**WHAT YOU NEED TO DO:** Pull every line containing "NTFS" out of the material below.

(begin)

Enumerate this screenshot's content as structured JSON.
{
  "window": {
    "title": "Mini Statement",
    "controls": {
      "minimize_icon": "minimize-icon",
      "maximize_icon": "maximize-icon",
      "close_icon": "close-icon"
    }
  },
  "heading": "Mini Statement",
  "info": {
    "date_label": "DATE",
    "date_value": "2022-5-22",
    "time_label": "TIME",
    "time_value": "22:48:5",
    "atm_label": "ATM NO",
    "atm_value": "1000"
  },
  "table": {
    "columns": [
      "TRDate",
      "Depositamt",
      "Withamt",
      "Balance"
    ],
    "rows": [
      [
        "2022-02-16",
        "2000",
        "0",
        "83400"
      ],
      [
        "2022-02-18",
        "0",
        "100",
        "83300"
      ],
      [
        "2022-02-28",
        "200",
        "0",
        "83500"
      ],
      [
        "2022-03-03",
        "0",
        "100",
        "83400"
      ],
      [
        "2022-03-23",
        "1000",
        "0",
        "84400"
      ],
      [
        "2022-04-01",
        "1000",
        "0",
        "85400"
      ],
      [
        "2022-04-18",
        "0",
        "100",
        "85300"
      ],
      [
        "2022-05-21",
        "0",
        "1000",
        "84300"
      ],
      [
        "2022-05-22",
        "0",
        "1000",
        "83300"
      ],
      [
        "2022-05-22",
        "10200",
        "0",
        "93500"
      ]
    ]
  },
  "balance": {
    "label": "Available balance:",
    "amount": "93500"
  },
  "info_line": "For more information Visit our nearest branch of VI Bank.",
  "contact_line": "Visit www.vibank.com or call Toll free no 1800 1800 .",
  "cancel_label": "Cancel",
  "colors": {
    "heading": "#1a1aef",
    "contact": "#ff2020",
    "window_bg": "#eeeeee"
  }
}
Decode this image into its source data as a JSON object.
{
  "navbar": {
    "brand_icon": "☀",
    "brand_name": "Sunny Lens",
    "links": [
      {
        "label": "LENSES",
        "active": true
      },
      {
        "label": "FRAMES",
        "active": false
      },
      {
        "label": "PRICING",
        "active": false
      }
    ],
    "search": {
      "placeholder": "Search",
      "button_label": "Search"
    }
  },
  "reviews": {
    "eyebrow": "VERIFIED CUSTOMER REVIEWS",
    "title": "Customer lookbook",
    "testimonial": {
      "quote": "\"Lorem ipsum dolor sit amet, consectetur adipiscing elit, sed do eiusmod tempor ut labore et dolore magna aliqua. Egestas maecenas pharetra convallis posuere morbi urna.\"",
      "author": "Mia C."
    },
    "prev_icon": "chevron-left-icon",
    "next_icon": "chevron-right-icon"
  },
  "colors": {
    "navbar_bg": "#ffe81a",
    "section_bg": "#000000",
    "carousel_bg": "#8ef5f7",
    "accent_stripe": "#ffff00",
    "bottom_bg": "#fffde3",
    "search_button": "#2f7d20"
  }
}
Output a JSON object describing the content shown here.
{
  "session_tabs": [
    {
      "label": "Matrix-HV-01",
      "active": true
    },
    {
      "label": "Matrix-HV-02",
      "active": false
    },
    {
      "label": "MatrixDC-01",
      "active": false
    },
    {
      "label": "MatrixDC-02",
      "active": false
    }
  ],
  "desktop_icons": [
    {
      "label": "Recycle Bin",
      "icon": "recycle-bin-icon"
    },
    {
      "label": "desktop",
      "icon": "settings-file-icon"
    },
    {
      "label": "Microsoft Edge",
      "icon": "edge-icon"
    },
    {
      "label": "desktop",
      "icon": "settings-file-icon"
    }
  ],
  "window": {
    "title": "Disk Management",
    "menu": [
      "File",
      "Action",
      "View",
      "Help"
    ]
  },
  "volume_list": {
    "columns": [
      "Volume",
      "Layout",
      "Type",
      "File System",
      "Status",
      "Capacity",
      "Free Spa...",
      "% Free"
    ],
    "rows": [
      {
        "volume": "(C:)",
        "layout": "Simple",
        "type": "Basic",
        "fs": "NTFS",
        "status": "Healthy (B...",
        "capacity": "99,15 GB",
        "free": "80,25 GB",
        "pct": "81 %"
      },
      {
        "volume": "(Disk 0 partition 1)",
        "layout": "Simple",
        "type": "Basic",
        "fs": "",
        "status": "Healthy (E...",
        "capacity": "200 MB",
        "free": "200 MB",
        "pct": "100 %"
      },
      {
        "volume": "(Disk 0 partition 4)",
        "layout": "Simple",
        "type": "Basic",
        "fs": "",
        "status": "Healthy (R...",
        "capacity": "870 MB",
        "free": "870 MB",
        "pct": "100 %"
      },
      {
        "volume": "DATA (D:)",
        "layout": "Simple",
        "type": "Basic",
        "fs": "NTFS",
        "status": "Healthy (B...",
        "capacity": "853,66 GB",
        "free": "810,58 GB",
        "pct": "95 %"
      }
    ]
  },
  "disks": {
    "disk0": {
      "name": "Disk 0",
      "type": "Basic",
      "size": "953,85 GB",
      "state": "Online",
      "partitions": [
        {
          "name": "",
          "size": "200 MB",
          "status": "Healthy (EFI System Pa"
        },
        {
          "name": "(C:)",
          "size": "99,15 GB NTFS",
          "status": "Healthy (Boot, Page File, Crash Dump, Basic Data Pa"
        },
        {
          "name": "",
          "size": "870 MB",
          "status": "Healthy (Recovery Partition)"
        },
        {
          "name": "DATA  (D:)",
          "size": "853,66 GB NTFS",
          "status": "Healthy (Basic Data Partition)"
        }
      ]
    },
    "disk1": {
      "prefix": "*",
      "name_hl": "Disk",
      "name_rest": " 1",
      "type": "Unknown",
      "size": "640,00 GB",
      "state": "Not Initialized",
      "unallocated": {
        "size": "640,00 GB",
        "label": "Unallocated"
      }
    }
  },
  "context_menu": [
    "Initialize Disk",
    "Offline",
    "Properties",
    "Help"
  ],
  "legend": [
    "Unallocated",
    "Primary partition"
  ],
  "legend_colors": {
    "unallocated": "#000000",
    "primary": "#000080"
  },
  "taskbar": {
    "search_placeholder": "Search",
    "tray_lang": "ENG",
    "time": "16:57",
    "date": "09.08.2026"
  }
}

(end)

**TASK SOLUTION:**
        "fs": "NTFS",
        "fs": "NTFS",
          "size": "99,15 GB NTFS",
          "size": "853,66 GB NTFS",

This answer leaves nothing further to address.